Extracts from a graphics dataset:
# # #

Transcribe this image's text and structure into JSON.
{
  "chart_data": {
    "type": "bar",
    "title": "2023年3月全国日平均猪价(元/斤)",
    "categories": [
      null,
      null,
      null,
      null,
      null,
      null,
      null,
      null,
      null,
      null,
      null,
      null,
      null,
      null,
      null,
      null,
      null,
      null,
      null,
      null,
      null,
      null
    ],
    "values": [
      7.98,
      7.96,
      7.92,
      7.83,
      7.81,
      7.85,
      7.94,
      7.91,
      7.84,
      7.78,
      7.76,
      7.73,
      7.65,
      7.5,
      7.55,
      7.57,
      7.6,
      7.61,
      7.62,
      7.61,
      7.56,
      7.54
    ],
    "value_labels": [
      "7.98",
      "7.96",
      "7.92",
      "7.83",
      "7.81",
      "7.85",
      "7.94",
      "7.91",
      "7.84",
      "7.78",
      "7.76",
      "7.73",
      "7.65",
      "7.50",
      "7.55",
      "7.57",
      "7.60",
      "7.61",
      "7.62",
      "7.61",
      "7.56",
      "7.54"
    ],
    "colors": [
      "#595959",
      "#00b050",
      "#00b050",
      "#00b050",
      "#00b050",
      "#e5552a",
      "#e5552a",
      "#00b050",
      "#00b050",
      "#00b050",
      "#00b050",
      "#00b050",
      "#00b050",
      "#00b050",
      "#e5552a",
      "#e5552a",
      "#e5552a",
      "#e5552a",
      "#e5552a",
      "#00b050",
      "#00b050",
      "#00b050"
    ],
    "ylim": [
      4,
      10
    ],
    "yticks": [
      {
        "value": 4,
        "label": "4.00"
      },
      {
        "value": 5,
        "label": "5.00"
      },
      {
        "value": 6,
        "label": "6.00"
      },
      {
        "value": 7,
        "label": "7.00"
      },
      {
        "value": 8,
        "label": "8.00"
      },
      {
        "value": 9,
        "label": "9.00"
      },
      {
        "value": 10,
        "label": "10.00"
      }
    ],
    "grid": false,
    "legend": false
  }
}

# # #

* _BRIEF_
Output the data above exactly, please, line for line.

* _EXERCISE OUTPUT_
Transcribe this image's text and structure into JSON.
{
  "chart_data": {
    "type": "bar",
    "title": "2023年3月全国日平均猪价(元/斤)",
    "categories": [
      null,
      null,
      null,
      null,
      null,
      null,
      null,
      null,
      null,
      null,
      null,
      null,
      null,
      null,
      null,
      null,
      null,
      null,
      null,
      null,
      null,
      null
    ],
    "values": [
      7.98,
      7.96,
      7.92,
      7.83,
      7.81,
      7.85,
      7.94,
      7.91,
      7.84,
      7.78,
      7.76,
      7.73,
      7.65,
      7.5,
      7.55,
      7.57,
      7.6,
      7.61,
      7.62,
      7.61,
      7.56,
      7.54
    ],
    "value_labels": [
      "7.98",
      "7.96",
      "7.92",
      "7.83",
      "7.81",
      "7.85",
      "7.94",
      "7.91",
      "7.84",
      "7.78",
      "7.76",
      "7.73",
      "7.65",
      "7.50",
      "7.55",
      "7.57",
      "7.60",
      "7.61",
      "7.62",
      "7.61",
      "7.56",
      "7.54"
    ],
    "colors": [
      "#595959",
      "#00b050",
      "#00b050",
      "#00b050",
      "#00b050",
      "#e5552a",
      "#e5552a",
      "#00b050",
      "#00b050",
      "#00b050",
      "#00b050",
      "#00b050",
      "#00b050",
      "#00b050",
      "#e5552a",
      "#e5552a",
      "#e5552a",
      "#e5552a",
      "#e5552a",
      "#00b050",
      "#00b050",
      "#00b050"
    ],
    "ylim": [
      4,
      10
    ],
    "yticks": [
      {
        "value": 4,
        "label": "4.00"
      },
      {
        "value": 5,
        "label": "5.00"
      },
      {
        "value": 6,
        "label": "6.00"
      },
      {
        "value": 7,
        "label": "7.00"
      },
      {
        "value": 8,
        "label": "8.00"
      },
      {
        "value": 9,
        "label": "9.00"
      },
      {
        "value": 10,
        "label": "10.00"
      }
    ],
    "grid": false,
    "legend": false
  }
}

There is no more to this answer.